**What you will do**. From the entries that follow, gather each line holding the word "reduced".

******

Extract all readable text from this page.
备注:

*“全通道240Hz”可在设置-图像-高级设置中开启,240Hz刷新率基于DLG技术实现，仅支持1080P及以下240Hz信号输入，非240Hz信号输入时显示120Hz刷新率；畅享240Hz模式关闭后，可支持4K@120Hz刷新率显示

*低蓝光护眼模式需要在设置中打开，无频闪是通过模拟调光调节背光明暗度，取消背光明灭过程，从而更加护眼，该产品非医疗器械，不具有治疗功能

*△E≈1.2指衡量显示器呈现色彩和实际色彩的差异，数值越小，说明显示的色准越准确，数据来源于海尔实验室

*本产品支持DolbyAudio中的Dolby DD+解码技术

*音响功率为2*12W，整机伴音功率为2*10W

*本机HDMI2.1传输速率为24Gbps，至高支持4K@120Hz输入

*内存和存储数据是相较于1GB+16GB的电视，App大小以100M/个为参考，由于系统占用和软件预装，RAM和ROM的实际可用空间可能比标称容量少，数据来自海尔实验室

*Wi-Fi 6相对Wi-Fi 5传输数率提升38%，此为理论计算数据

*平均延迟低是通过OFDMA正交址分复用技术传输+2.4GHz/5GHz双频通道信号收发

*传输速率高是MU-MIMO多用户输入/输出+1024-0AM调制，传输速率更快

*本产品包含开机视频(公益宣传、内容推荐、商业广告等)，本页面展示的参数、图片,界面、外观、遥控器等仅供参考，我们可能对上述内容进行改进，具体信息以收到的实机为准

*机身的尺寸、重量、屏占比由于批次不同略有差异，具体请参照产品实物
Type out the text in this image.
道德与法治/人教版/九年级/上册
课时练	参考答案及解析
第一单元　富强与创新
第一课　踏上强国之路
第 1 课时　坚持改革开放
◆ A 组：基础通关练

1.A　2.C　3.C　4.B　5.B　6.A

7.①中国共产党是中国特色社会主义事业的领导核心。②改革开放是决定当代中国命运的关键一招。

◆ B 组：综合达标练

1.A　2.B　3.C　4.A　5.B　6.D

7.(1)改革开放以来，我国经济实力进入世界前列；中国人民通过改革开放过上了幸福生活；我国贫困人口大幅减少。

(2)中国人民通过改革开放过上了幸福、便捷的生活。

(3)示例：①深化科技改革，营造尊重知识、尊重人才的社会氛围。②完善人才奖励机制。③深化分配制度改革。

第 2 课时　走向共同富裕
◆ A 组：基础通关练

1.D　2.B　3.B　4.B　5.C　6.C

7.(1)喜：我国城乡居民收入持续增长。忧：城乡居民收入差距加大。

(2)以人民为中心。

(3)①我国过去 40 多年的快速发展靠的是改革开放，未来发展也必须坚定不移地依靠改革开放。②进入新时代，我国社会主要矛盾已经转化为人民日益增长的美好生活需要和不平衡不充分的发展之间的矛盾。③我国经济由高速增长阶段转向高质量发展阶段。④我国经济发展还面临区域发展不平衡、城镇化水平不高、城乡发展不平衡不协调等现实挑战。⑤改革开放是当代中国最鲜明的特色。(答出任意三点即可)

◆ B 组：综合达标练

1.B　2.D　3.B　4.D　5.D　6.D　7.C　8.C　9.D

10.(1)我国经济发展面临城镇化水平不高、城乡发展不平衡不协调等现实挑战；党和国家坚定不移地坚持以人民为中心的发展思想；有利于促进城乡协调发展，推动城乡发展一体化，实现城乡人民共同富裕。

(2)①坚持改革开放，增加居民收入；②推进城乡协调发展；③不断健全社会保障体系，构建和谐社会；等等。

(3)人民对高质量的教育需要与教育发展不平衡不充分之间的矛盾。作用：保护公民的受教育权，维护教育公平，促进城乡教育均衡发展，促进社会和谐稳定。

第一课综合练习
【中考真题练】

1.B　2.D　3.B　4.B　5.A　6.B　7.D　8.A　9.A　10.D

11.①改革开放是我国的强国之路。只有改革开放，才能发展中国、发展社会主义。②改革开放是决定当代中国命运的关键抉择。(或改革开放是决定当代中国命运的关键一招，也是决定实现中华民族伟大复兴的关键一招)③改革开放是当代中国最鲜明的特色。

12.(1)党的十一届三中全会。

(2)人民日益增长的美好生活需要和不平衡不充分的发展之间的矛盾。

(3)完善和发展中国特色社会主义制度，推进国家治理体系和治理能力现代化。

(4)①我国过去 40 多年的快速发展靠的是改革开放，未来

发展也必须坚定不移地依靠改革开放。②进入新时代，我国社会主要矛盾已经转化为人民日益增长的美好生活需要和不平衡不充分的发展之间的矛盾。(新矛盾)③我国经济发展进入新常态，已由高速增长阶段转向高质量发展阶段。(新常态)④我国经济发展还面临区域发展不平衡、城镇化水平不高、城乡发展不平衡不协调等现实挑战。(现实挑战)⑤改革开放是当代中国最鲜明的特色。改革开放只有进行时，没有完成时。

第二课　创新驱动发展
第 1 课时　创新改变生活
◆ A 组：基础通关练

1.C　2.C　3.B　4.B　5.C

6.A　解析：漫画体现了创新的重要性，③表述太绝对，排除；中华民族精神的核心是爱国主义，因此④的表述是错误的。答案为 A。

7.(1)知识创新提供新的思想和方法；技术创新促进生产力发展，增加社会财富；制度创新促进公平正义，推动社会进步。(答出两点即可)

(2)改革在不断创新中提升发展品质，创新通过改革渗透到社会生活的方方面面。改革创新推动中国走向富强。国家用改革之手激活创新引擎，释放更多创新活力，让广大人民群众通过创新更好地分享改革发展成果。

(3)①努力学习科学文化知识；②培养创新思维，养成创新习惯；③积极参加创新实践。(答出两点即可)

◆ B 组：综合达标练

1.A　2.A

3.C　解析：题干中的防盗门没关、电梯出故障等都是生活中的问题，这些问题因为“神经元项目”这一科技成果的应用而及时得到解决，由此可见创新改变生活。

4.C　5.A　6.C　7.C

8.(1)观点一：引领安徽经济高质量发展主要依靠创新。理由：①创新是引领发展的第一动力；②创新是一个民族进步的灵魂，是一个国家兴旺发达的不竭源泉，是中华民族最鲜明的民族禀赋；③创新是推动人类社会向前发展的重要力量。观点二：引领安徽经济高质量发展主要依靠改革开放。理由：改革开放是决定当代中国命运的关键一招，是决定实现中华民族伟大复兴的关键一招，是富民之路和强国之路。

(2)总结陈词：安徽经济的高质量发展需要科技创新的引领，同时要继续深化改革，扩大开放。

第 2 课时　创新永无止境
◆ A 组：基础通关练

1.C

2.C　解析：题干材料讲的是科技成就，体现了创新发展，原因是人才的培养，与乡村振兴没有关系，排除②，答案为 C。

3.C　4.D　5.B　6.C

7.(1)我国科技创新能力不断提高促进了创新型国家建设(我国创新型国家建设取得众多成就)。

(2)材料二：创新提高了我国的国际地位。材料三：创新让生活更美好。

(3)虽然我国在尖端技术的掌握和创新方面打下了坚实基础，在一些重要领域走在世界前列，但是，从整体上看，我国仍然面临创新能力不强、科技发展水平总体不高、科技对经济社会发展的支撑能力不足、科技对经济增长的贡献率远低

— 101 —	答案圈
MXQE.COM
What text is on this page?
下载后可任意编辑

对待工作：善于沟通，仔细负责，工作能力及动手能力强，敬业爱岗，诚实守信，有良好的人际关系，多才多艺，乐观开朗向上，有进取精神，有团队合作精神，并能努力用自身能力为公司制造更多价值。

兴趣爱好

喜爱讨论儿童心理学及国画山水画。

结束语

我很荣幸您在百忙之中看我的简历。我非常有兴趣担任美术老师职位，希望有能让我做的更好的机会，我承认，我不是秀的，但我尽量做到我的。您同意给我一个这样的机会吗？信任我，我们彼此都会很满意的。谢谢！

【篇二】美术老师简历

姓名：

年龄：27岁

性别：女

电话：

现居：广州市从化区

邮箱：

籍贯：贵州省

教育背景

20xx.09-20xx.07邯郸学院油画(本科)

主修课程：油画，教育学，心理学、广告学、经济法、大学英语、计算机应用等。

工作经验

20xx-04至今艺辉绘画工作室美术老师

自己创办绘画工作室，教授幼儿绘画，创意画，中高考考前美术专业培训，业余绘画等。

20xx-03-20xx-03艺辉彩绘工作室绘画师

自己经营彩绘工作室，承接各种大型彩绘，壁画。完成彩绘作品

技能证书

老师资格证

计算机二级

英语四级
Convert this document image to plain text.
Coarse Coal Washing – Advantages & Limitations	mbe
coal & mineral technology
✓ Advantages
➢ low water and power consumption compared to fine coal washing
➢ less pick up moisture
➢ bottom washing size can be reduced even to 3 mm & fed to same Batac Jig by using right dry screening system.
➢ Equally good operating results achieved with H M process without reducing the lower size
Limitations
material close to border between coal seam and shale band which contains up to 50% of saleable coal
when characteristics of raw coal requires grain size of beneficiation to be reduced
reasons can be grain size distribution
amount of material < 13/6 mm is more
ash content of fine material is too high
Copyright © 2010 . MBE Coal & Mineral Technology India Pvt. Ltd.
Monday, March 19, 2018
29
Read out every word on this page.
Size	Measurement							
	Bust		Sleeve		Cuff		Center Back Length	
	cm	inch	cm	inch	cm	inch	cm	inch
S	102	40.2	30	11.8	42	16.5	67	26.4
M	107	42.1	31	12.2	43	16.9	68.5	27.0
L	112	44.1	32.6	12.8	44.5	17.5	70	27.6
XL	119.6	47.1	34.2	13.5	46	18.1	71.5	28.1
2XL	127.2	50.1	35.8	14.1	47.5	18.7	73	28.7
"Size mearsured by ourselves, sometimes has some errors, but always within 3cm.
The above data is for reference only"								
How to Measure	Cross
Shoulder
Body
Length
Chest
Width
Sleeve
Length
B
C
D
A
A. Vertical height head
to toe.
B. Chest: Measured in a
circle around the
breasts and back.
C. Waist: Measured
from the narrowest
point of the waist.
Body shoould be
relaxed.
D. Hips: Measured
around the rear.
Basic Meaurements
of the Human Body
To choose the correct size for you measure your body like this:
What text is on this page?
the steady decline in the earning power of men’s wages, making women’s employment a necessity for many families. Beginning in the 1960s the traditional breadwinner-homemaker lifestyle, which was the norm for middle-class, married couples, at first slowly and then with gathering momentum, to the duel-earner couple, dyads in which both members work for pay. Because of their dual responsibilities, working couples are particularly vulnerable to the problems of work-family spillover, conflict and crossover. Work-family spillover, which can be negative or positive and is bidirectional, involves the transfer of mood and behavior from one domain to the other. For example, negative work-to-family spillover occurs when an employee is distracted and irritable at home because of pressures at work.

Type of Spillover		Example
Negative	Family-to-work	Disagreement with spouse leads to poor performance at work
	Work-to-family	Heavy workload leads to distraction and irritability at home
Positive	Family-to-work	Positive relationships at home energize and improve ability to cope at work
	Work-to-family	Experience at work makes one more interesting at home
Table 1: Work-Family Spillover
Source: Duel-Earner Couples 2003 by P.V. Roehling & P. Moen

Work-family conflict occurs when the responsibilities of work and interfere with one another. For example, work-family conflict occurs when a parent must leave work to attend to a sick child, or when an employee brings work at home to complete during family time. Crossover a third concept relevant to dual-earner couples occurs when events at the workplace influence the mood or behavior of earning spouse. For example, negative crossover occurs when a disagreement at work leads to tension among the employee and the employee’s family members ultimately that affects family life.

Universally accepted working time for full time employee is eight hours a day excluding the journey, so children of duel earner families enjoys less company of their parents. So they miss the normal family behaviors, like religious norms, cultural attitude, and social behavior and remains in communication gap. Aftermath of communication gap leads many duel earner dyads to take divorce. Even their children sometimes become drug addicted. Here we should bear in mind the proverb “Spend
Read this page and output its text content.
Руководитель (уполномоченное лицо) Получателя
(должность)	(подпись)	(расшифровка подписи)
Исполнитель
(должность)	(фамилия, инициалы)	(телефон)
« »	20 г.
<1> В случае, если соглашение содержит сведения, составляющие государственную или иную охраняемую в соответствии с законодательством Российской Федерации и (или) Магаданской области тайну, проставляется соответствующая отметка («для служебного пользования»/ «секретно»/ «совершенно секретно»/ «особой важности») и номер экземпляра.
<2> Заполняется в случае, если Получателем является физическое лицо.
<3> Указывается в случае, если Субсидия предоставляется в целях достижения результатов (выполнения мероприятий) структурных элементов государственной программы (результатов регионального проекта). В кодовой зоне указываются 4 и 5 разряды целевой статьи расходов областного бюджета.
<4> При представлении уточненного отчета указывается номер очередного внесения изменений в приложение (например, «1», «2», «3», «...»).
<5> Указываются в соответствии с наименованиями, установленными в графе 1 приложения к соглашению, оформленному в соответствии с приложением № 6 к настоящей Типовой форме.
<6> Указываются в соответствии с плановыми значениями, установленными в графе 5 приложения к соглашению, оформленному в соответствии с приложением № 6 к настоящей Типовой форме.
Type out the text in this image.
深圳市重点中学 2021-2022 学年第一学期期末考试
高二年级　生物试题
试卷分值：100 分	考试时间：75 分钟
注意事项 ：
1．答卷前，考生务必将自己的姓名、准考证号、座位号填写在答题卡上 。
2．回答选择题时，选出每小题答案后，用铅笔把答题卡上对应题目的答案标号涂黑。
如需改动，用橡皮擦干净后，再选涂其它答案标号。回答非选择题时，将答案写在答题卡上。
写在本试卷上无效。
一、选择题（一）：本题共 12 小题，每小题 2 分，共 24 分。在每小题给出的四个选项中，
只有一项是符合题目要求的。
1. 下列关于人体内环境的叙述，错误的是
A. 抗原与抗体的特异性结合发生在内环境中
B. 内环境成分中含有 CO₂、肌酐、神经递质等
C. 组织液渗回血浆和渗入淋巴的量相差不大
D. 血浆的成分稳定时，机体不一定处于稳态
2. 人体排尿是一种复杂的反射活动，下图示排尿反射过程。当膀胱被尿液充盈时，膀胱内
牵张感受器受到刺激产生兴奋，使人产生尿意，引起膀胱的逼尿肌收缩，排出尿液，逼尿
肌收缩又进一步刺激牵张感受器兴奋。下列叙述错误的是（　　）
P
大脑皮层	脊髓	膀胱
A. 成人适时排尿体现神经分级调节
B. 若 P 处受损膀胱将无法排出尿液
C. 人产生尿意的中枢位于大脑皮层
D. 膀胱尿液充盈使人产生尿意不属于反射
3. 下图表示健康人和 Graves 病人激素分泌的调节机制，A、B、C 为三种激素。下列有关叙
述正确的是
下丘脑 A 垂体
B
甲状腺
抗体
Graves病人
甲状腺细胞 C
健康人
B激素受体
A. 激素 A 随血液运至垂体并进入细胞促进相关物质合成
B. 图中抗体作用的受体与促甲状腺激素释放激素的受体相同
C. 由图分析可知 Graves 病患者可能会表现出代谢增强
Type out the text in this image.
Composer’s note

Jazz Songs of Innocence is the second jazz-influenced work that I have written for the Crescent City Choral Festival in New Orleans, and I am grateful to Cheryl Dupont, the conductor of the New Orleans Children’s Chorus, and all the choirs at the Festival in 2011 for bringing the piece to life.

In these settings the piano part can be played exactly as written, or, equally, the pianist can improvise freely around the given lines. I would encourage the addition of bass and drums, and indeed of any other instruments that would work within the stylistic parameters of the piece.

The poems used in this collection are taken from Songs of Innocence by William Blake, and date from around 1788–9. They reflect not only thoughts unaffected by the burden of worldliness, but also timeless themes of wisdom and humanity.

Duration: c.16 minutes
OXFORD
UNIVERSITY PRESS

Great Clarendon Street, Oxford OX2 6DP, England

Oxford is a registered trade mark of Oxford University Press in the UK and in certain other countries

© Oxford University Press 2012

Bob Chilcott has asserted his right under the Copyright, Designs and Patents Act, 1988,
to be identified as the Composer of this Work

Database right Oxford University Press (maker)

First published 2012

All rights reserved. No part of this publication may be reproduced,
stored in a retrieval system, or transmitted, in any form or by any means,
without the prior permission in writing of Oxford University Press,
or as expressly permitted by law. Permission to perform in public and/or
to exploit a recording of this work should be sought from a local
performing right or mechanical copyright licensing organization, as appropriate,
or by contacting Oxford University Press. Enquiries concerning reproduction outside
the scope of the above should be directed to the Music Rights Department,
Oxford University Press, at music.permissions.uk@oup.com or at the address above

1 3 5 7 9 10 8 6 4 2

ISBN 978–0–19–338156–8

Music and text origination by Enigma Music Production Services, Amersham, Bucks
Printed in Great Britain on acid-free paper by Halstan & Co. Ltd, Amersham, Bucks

******

**Solution**.
➢ bottom washing size can be reduced even to 3 mm & fed to same Batac Jig by using right dry screening system.
when characteristics of raw coal requires grain size of beneficiation to be reduced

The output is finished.